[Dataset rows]
————

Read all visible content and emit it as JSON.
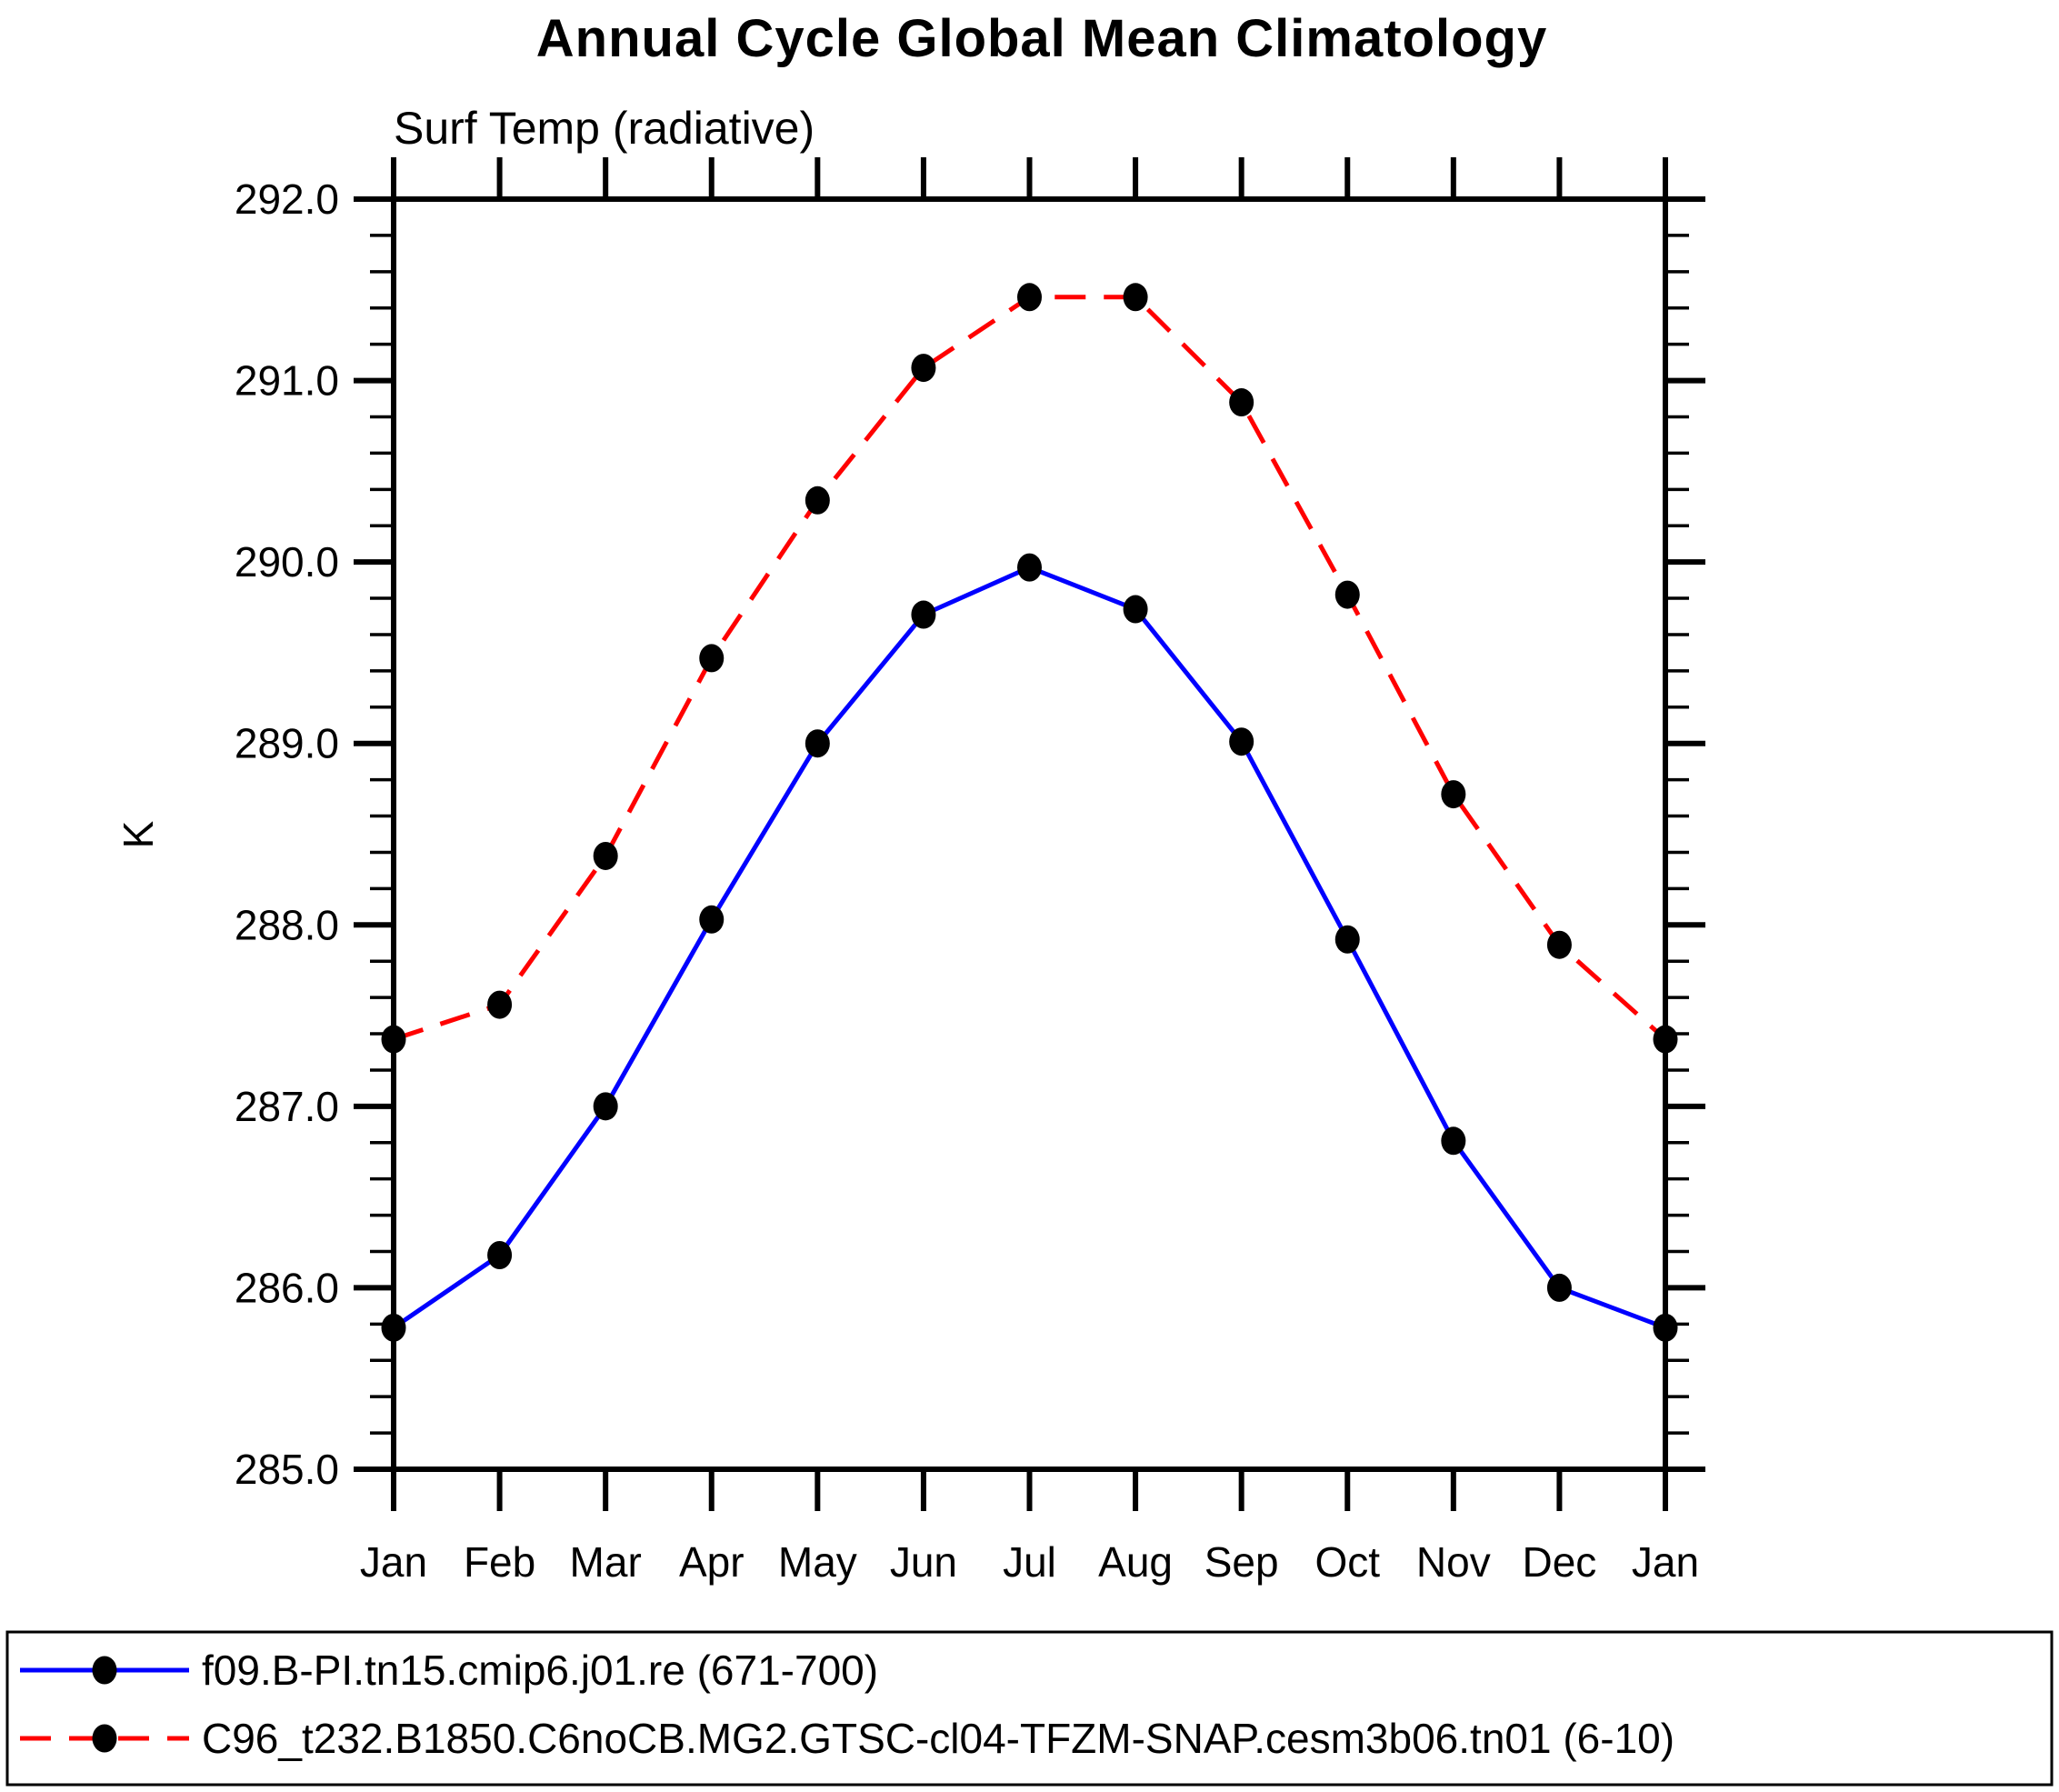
{
  "page": {
    "title": "Annual Cycle Global Mean Climatology",
    "subtitle": "Surf Temp (radiative)",
    "y_axis_label": "K"
  },
  "colors": {
    "background": "#ffffff",
    "frame": "#000000",
    "marker": "#000000",
    "series1": "#0000ff",
    "series2": "#ff0000"
  },
  "y_axis": {
    "min": 285.0,
    "max": 292.0,
    "major_step": 1.0,
    "minor_step": 0.2,
    "major_tick_labels": [
      "285.0",
      "286.0",
      "287.0",
      "288.0",
      "289.0",
      "290.0",
      "291.0",
      "292.0"
    ]
  },
  "x_axis": {
    "tick_labels": [
      "Jan",
      "Feb",
      "Mar",
      "Apr",
      "May",
      "Jun",
      "Jul",
      "Aug",
      "Sep",
      "Oct",
      "Nov",
      "Dec",
      "Jan"
    ]
  },
  "legend": {
    "position": "bottom",
    "entries": [
      {
        "label": "f09.B-PI.tn15.cmip6.j01.re (671-700)",
        "color": "#0000ff",
        "line_style": "solid",
        "marker": "filled-circle"
      },
      {
        "label": "C96_t232.B1850.C6noCB.MG2.GTSC-cl04-TFZM-SNAP.cesm3b06.tn01 (6-10)",
        "color": "#ff0000",
        "line_style": "dashed",
        "marker": "filled-circle"
      }
    ]
  },
  "chart_data": {
    "type": "line",
    "title": "Annual Cycle Global Mean Climatology",
    "subtitle": "Surf Temp (radiative)",
    "xlabel": "",
    "ylabel": "K",
    "ylim": [
      285.0,
      292.0
    ],
    "y_major_step": 1.0,
    "y_minor_step": 0.2,
    "grid": false,
    "legend_position": "bottom",
    "categories": [
      "Jan",
      "Feb",
      "Mar",
      "Apr",
      "May",
      "Jun",
      "Jul",
      "Aug",
      "Sep",
      "Oct",
      "Nov",
      "Dec",
      "Jan"
    ],
    "series": [
      {
        "name": "f09.B-PI.tn15.cmip6.j01.re (671-700)",
        "color": "#0000ff",
        "line_style": "solid",
        "marker": "filled-circle",
        "values": [
          285.78,
          286.18,
          287.0,
          288.03,
          289.0,
          289.71,
          289.97,
          289.74,
          289.01,
          287.92,
          286.81,
          286.0,
          285.78
        ]
      },
      {
        "name": "C96_t232.B1850.C6noCB.MG2.GTSC-cl04-TFZM-SNAP.cesm3b06.tn01 (6-10)",
        "color": "#ff0000",
        "line_style": "dashed",
        "marker": "filled-circle",
        "values": [
          287.37,
          287.56,
          288.38,
          289.47,
          290.34,
          291.07,
          291.46,
          291.46,
          290.88,
          289.82,
          288.72,
          287.89,
          287.37
        ]
      }
    ]
  }
}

————

**Directive**
Leave the pictures out and reproduce each record exactly as written.

**Result for this exercise**
Read all visible content and emit it as JSON.
{
  "page": {
    "title": "Annual Cycle Global Mean Climatology",
    "subtitle": "Surf Temp (radiative)",
    "y_axis_label": "K"
  },
  "colors": {
    "background": "#ffffff",
    "frame": "#000000",
    "marker": "#000000",
    "series1": "#0000ff",
    "series2": "#ff0000"
  },
  "y_axis": {
    "min": 285.0,
    "max": 292.0,
    "major_step": 1.0,
    "minor_step": 0.2,
    "major_tick_labels": [
      "285.0",
      "286.0",
      "287.0",
      "288.0",
      "289.0",
      "290.0",
      "291.0",
      "292.0"
    ]
  },
  "x_axis": {
    "tick_labels": [
      "Jan",
      "Feb",
      "Mar",
      "Apr",
      "May",
      "Jun",
      "Jul",
      "Aug",
      "Sep",
      "Oct",
      "Nov",
      "Dec",
      "Jan"
    ]
  },
  "legend": {
    "position": "bottom",
    "entries": [
      {
        "label": "f09.B-PI.tn15.cmip6.j01.re (671-700)",
        "color": "#0000ff",
        "line_style": "solid",
        "marker": "filled-circle"
      },
      {
        "label": "C96_t232.B1850.C6noCB.MG2.GTSC-cl04-TFZM-SNAP.cesm3b06.tn01 (6-10)",
        "color": "#ff0000",
        "line_style": "dashed",
        "marker": "filled-circle"
      }
    ]
  },
  "chart_data": {
    "type": "line",
    "title": "Annual Cycle Global Mean Climatology",
    "subtitle": "Surf Temp (radiative)",
    "xlabel": "",
    "ylabel": "K",
    "ylim": [
      285.0,
      292.0
    ],
    "y_major_step": 1.0,
    "y_minor_step": 0.2,
    "grid": false,
    "legend_position": "bottom",
    "categories": [
      "Jan",
      "Feb",
      "Mar",
      "Apr",
      "May",
      "Jun",
      "Jul",
      "Aug",
      "Sep",
      "Oct",
      "Nov",
      "Dec",
      "Jan"
    ],
    "series": [
      {
        "name": "f09.B-PI.tn15.cmip6.j01.re (671-700)",
        "color": "#0000ff",
        "line_style": "solid",
        "marker": "filled-circle",
        "values": [
          285.78,
          286.18,
          287.0,
          288.03,
          289.0,
          289.71,
          289.97,
          289.74,
          289.01,
          287.92,
          286.81,
          286.0,
          285.78
        ]
      },
      {
        "name": "C96_t232.B1850.C6noCB.MG2.GTSC-cl04-TFZM-SNAP.cesm3b06.tn01 (6-10)",
        "color": "#ff0000",
        "line_style": "dashed",
        "marker": "filled-circle",
        "values": [
          287.37,
          287.56,
          288.38,
          289.47,
          290.34,
          291.07,
          291.46,
          291.46,
          290.88,
          289.82,
          288.72,
          287.89,
          287.37
        ]
      }
    ]
  }
}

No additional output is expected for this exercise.